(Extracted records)
^^^^^^^^^^^^^^^^

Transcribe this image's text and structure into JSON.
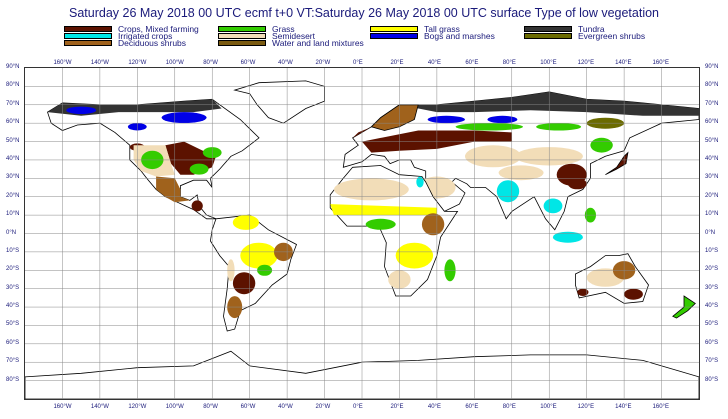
{
  "title": "Saturday 26 May 2018 00 UTC ecmf t+0 VT:Saturday 26 May 2018 00 UTC surface  Type of low vegetation",
  "legend": [
    {
      "label": "Crops, Mixed farming",
      "color": "#5c1200",
      "col": 0,
      "row": 0
    },
    {
      "label": "Irrigated crops",
      "color": "#00e6e6",
      "col": 0,
      "row": 1
    },
    {
      "label": "Deciduous shrubs",
      "color": "#a0621c",
      "col": 0,
      "row": 2
    },
    {
      "label": "Grass",
      "color": "#33cc00",
      "col": 1,
      "row": 0
    },
    {
      "label": "Semidesert",
      "color": "#f2ddb8",
      "col": 1,
      "row": 1
    },
    {
      "label": "Water and land mixtures",
      "color": "#7a5a10",
      "col": 1,
      "row": 2
    },
    {
      "label": "Tall grass",
      "color": "#ffff00",
      "col": 2,
      "row": 0
    },
    {
      "label": "Bogs and marshes",
      "color": "#0000e6",
      "col": 2,
      "row": 1
    },
    {
      "label": "Tundra",
      "color": "#333333",
      "col": 3,
      "row": 0
    },
    {
      "label": "Evergreen shrubs",
      "color": "#6b6b00",
      "col": 3,
      "row": 1
    }
  ],
  "lon_labels": [
    "160°W",
    "140°W",
    "120°W",
    "100°W",
    "80°W",
    "60°W",
    "40°W",
    "20°W",
    "0°E",
    "20°E",
    "40°E",
    "60°E",
    "80°E",
    "100°E",
    "120°E",
    "140°E",
    "160°E"
  ],
  "lat_labels": [
    "90°N",
    "80°N",
    "70°N",
    "60°N",
    "50°N",
    "40°N",
    "30°N",
    "20°N",
    "10°N",
    "0°N",
    "10°S",
    "20°S",
    "30°S",
    "40°S",
    "50°S",
    "60°S",
    "70°S",
    "80°S"
  ],
  "map_extent": {
    "lon_min": -180,
    "lon_max": 180,
    "lat_min": -90,
    "lat_max": 90
  }
}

^^^^^^^^^^^^^^^^

Direction: Leave out the pictures and print each record exactly as it stands.

Solution to the exercise:
Transcribe this image's text and structure into JSON.
{
  "title": "Saturday 26 May 2018 00 UTC ecmf t+0 VT:Saturday 26 May 2018 00 UTC surface  Type of low vegetation",
  "legend": [
    {
      "label": "Crops, Mixed farming",
      "color": "#5c1200",
      "col": 0,
      "row": 0
    },
    {
      "label": "Irrigated crops",
      "color": "#00e6e6",
      "col": 0,
      "row": 1
    },
    {
      "label": "Deciduous shrubs",
      "color": "#a0621c",
      "col": 0,
      "row": 2
    },
    {
      "label": "Grass",
      "color": "#33cc00",
      "col": 1,
      "row": 0
    },
    {
      "label": "Semidesert",
      "color": "#f2ddb8",
      "col": 1,
      "row": 1
    },
    {
      "label": "Water and land mixtures",
      "color": "#7a5a10",
      "col": 1,
      "row": 2
    },
    {
      "label": "Tall grass",
      "color": "#ffff00",
      "col": 2,
      "row": 0
    },
    {
      "label": "Bogs and marshes",
      "color": "#0000e6",
      "col": 2,
      "row": 1
    },
    {
      "label": "Tundra",
      "color": "#333333",
      "col": 3,
      "row": 0
    },
    {
      "label": "Evergreen shrubs",
      "color": "#6b6b00",
      "col": 3,
      "row": 1
    }
  ],
  "lon_labels": [
    "160°W",
    "140°W",
    "120°W",
    "100°W",
    "80°W",
    "60°W",
    "40°W",
    "20°W",
    "0°E",
    "20°E",
    "40°E",
    "60°E",
    "80°E",
    "100°E",
    "120°E",
    "140°E",
    "160°E"
  ],
  "lat_labels": [
    "90°N",
    "80°N",
    "70°N",
    "60°N",
    "50°N",
    "40°N",
    "30°N",
    "20°N",
    "10°N",
    "0°N",
    "10°S",
    "20°S",
    "30°S",
    "40°S",
    "50°S",
    "60°S",
    "70°S",
    "80°S"
  ],
  "map_extent": {
    "lon_min": -180,
    "lon_max": 180,
    "lat_min": -90,
    "lat_max": 90
  }
}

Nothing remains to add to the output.